──────── Data provided
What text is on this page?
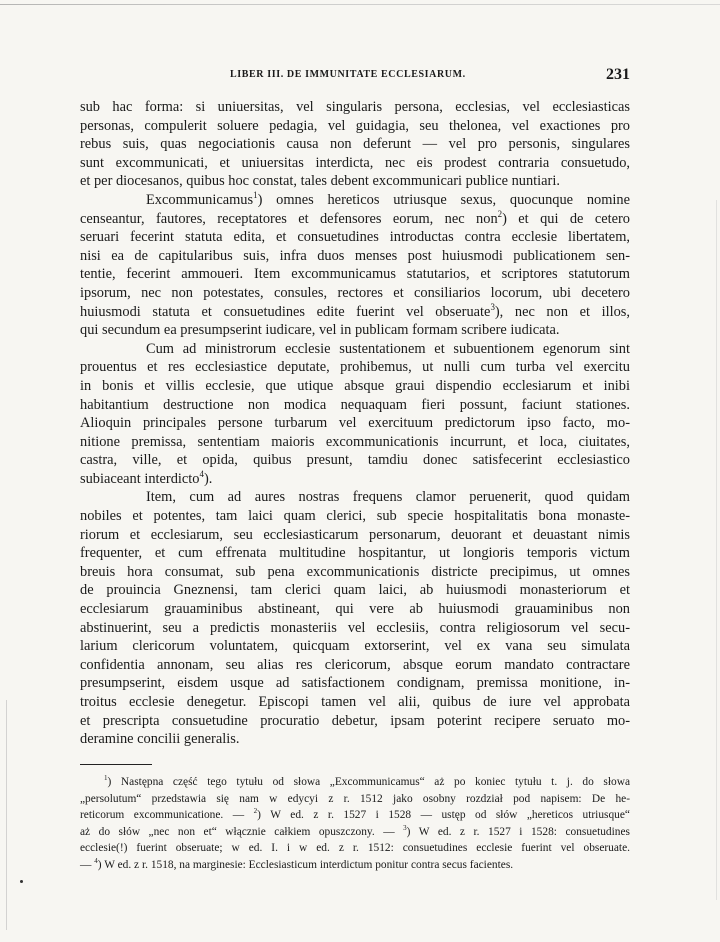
LIBER III. DE IMMUNITATE ECCLESIARUM.	231
sub hac forma: si uniuersitas, vel singularis persona, ecclesias, vel ecclesiasticas
personas, compulerit soluere pedagia, vel guidagia, seu thelonea, vel exactiones pro
rebus suis, quas negociationis causa non deferunt — vel pro personis, singulares
sunt excommunicati, et uniuersitas interdicta, nec eis prodest contraria consuetudo,
et per diocesanos, quibus hoc constat, tales debent excommunicari publice nuntiari.
Excommunicamus$^1$) omnes hereticos utriusque sexus, quocunque nomine
censeantur, fautores, receptatores et defensores eorum, nec non$^2$) et qui de cetero
seruari fecerint statuta edita, et consuetudines introductas contra ecclesie libertatem,
nisi ea de capitularibus suis, infra duos menses post huiusmodi publicationem sen-
tentie, fecerint ammoueri. Item excommunicamus statutarios, et scriptores statutorum
ipsorum, nec non potestates, consules, rectores et consiliarios locorum, ubi decetero
huiusmodi statuta et consuetudines edite fuerint vel obseruate$^3$), nec non et illos,
qui secundum ea presumpserint iudicare, vel in publicam formam scribere iudicata.
Cum ad ministrorum ecclesie sustentationem et subuentionem egenorum sint
prouentus et res ecclesiastice deputate, prohibemus, ut nulli cum turba vel exercitu
in bonis et villis ecclesie, que utique absque graui dispendio ecclesiarum et inibi
habitantium destructione non modica nequaquam fieri possunt, faciunt stationes.
Alioquin principales persone turbarum vel exercituum predictorum ipso facto, mo-
nitione premissa, sententiam maioris excommunicationis incurrunt, et loca, ciuitates,
castra, ville, et opida, quibus presunt, tamdiu donec satisfecerint ecclesiastico
subiaceant interdicto$^4$).
Item, cum ad aures nostras frequens clamor peruenerit, quod quidam
nobiles et potentes, tam laici quam clerici, sub specie hospitalitatis bona monaste-
riorum et ecclesiarum, seu ecclesiasticarum personarum, deuorant et deuastant nimis
frequenter, et cum effrenata multitudine hospitantur, ut longioris temporis victum
breuis hora consumat, sub pena excommunicationis districte precipimus, ut omnes
de prouincia Gneznensi, tam clerici quam laici, ab huiusmodi monasteriorum et
ecclesiarum grauaminibus abstineant, qui vere ab huiusmodi grauaminibus non
abstinuerint, seu a predictis monasteriis vel ecclesiis, contra religiosorum vel secu-
larium clericorum voluntatem, quicquam extorserint, vel ex vana seu simulata
confidentia annonam, seu alias res clericorum, absque eorum mandato contractare
presumpserint, eisdem usque ad satisfactionem condignam, premissa monitione, in-
troitus ecclesie denegetur. Episcopi tamen vel alii, quibus de iure vel approbata
et prescripta consuetudine procuratio debetur, ipsam poterint recipere seruato mo-
deramine concilii generalis.
$^1$) Następna część tego tytułu od słowa „Excommunicamus“ aż po koniec tytułu t. j. do słowa
„persolutum“ przedstawia się nam w edycyi z r. 1512 jako osobny rozdział pod napisem: De he-
reticorum excommunicatione. — $^2$) W ed. z r. 1527 i 1528 — ustęp od słów „hereticos utriusque“
aż do słów „nec non et“ włącznie całkiem opuszczony. — $^3$) W ed. z r. 1527 i 1528: consuetudines
ecclesie(!) fuerint obseruate; w ed. I. i w ed. z r. 1512: consuetudines ecclesie fuerint vel obseruate.
— $^4$) W ed. z r. 1518, na marginesie: Ecclesiasticum interdictum ponitur contra secus facientes.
────────────────
## Task requirements
Reproduce the listing exactly. Leave its pictures out.

## The output
What text is on this page?
LIBER III. DE IMMUNITATE ECCLESIARUM.	231
sub hac forma: si uniuersitas, vel singularis persona, ecclesias, vel ecclesiasticas
personas, compulerit soluere pedagia, vel guidagia, seu thelonea, vel exactiones pro
rebus suis, quas negociationis causa non deferunt — vel pro personis, singulares
sunt excommunicati, et uniuersitas interdicta, nec eis prodest contraria consuetudo,
et per diocesanos, quibus hoc constat, tales debent excommunicari publice nuntiari.
Excommunicamus$^1$) omnes hereticos utriusque sexus, quocunque nomine
censeantur, fautores, receptatores et defensores eorum, nec non$^2$) et qui de cetero
seruari fecerint statuta edita, et consuetudines introductas contra ecclesie libertatem,
nisi ea de capitularibus suis, infra duos menses post huiusmodi publicationem sen-
tentie, fecerint ammoueri. Item excommunicamus statutarios, et scriptores statutorum
ipsorum, nec non potestates, consules, rectores et consiliarios locorum, ubi decetero
huiusmodi statuta et consuetudines edite fuerint vel obseruate$^3$), nec non et illos,
qui secundum ea presumpserint iudicare, vel in publicam formam scribere iudicata.
Cum ad ministrorum ecclesie sustentationem et subuentionem egenorum sint
prouentus et res ecclesiastice deputate, prohibemus, ut nulli cum turba vel exercitu
in bonis et villis ecclesie, que utique absque graui dispendio ecclesiarum et inibi
habitantium destructione non modica nequaquam fieri possunt, faciunt stationes.
Alioquin principales persone turbarum vel exercituum predictorum ipso facto, mo-
nitione premissa, sententiam maioris excommunicationis incurrunt, et loca, ciuitates,
castra, ville, et opida, quibus presunt, tamdiu donec satisfecerint ecclesiastico
subiaceant interdicto$^4$).
Item, cum ad aures nostras frequens clamor peruenerit, quod quidam
nobiles et potentes, tam laici quam clerici, sub specie hospitalitatis bona monaste-
riorum et ecclesiarum, seu ecclesiasticarum personarum, deuorant et deuastant nimis
frequenter, et cum effrenata multitudine hospitantur, ut longioris temporis victum
breuis hora consumat, sub pena excommunicationis districte precipimus, ut omnes
de prouincia Gneznensi, tam clerici quam laici, ab huiusmodi monasteriorum et
ecclesiarum grauaminibus abstineant, qui vere ab huiusmodi grauaminibus non
abstinuerint, seu a predictis monasteriis vel ecclesiis, contra religiosorum vel secu-
larium clericorum voluntatem, quicquam extorserint, vel ex vana seu simulata
confidentia annonam, seu alias res clericorum, absque eorum mandato contractare
presumpserint, eisdem usque ad satisfactionem condignam, premissa monitione, in-
troitus ecclesie denegetur. Episcopi tamen vel alii, quibus de iure vel approbata
et prescripta consuetudine procuratio debetur, ipsam poterint recipere seruato mo-
deramine concilii generalis.
$^1$) Następna część tego tytułu od słowa „Excommunicamus“ aż po koniec tytułu t. j. do słowa
„persolutum“ przedstawia się nam w edycyi z r. 1512 jako osobny rozdział pod napisem: De he-
reticorum excommunicatione. — $^2$) W ed. z r. 1527 i 1528 — ustęp od słów „hereticos utriusque“
aż do słów „nec non et“ włącznie całkiem opuszczony. — $^3$) W ed. z r. 1527 i 1528: consuetudines
ecclesie(!) fuerint obseruate; w ed. I. i w ed. z r. 1512: consuetudines ecclesie fuerint vel obseruate.
— $^4$) W ed. z r. 1518, na marginesie: Ecclesiasticum interdictum ponitur contra secus facientes.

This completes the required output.